▶ _Task description_: Write out the records below once more, exactly as they stand.

start The data

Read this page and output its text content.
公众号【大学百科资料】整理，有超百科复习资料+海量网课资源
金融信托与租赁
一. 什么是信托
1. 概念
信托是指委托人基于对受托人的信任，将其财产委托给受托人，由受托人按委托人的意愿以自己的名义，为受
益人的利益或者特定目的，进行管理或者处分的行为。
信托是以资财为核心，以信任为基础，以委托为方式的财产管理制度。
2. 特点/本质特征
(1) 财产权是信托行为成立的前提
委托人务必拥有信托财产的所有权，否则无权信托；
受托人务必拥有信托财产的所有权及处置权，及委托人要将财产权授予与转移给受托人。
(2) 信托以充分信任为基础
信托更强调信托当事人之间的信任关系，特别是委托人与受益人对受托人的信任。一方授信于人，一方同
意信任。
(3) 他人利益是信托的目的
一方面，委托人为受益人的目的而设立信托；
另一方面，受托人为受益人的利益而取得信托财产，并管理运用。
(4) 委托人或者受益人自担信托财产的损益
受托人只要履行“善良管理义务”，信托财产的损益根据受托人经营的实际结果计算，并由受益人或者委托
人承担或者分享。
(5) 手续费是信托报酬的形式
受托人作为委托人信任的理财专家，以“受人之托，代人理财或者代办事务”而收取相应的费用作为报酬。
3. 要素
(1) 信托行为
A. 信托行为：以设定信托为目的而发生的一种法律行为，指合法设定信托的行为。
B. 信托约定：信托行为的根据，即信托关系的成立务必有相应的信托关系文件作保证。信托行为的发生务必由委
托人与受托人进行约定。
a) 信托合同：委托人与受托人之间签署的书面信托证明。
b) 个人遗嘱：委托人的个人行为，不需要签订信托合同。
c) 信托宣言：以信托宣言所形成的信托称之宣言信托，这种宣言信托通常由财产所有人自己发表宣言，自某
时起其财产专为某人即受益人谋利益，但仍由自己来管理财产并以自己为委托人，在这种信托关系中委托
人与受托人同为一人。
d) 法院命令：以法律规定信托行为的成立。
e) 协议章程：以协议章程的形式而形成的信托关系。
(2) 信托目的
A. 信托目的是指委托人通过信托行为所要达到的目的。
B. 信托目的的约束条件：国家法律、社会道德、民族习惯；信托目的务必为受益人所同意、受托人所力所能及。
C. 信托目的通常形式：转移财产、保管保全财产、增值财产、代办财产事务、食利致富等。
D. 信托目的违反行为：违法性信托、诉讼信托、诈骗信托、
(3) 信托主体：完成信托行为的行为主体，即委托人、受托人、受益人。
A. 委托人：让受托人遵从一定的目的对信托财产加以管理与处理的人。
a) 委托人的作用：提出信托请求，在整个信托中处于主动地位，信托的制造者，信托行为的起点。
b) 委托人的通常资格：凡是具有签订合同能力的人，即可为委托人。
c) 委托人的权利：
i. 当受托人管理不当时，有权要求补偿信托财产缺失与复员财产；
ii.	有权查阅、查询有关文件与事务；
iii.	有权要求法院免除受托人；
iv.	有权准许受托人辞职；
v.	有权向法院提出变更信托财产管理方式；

end The data

▶ _Written solution_:
Read this page and output its text content.
公众号【大学百科资料】整理，有超百科复习资料+海量网课资源
金融信托与租赁
一. 什么是信托
1. 概念
信托是指委托人基于对受托人的信任，将其财产委托给受托人，由受托人按委托人的意愿以自己的名义，为受
益人的利益或者特定目的，进行管理或者处分的行为。
信托是以资财为核心，以信任为基础，以委托为方式的财产管理制度。
2. 特点/本质特征
(1) 财产权是信托行为成立的前提
委托人务必拥有信托财产的所有权，否则无权信托；
受托人务必拥有信托财产的所有权及处置权，及委托人要将财产权授予与转移给受托人。
(2) 信托以充分信任为基础
信托更强调信托当事人之间的信任关系，特别是委托人与受益人对受托人的信任。一方授信于人，一方同
意信任。
(3) 他人利益是信托的目的
一方面，委托人为受益人的目的而设立信托；
另一方面，受托人为受益人的利益而取得信托财产，并管理运用。
(4) 委托人或者受益人自担信托财产的损益
受托人只要履行“善良管理义务”，信托财产的损益根据受托人经营的实际结果计算，并由受益人或者委托
人承担或者分享。
(5) 手续费是信托报酬的形式
受托人作为委托人信任的理财专家，以“受人之托，代人理财或者代办事务”而收取相应的费用作为报酬。
3. 要素
(1) 信托行为
A. 信托行为：以设定信托为目的而发生的一种法律行为，指合法设定信托的行为。
B. 信托约定：信托行为的根据，即信托关系的成立务必有相应的信托关系文件作保证。信托行为的发生务必由委
托人与受托人进行约定。
a) 信托合同：委托人与受托人之间签署的书面信托证明。
b) 个人遗嘱：委托人的个人行为，不需要签订信托合同。
c) 信托宣言：以信托宣言所形成的信托称之宣言信托，这种宣言信托通常由财产所有人自己发表宣言，自某
时起其财产专为某人即受益人谋利益，但仍由自己来管理财产并以自己为委托人，在这种信托关系中委托
人与受托人同为一人。
d) 法院命令：以法律规定信托行为的成立。
e) 协议章程：以协议章程的形式而形成的信托关系。
(2) 信托目的
A. 信托目的是指委托人通过信托行为所要达到的目的。
B. 信托目的的约束条件：国家法律、社会道德、民族习惯；信托目的务必为受益人所同意、受托人所力所能及。
C. 信托目的通常形式：转移财产、保管保全财产、增值财产、代办财产事务、食利致富等。
D. 信托目的违反行为：违法性信托、诉讼信托、诈骗信托、
(3) 信托主体：完成信托行为的行为主体，即委托人、受托人、受益人。
A. 委托人：让受托人遵从一定的目的对信托财产加以管理与处理的人。
a) 委托人的作用：提出信托请求，在整个信托中处于主动地位，信托的制造者，信托行为的起点。
b) 委托人的通常资格：凡是具有签订合同能力的人，即可为委托人。
c) 委托人的权利：
i. 当受托人管理不当时，有权要求补偿信托财产缺失与复员财产；
ii.	有权查阅、查询有关文件与事务；
iii.	有权要求法院免除受托人；
iv.	有权准许受托人辞职；
v.	有权向法院提出变更信托财产管理方式；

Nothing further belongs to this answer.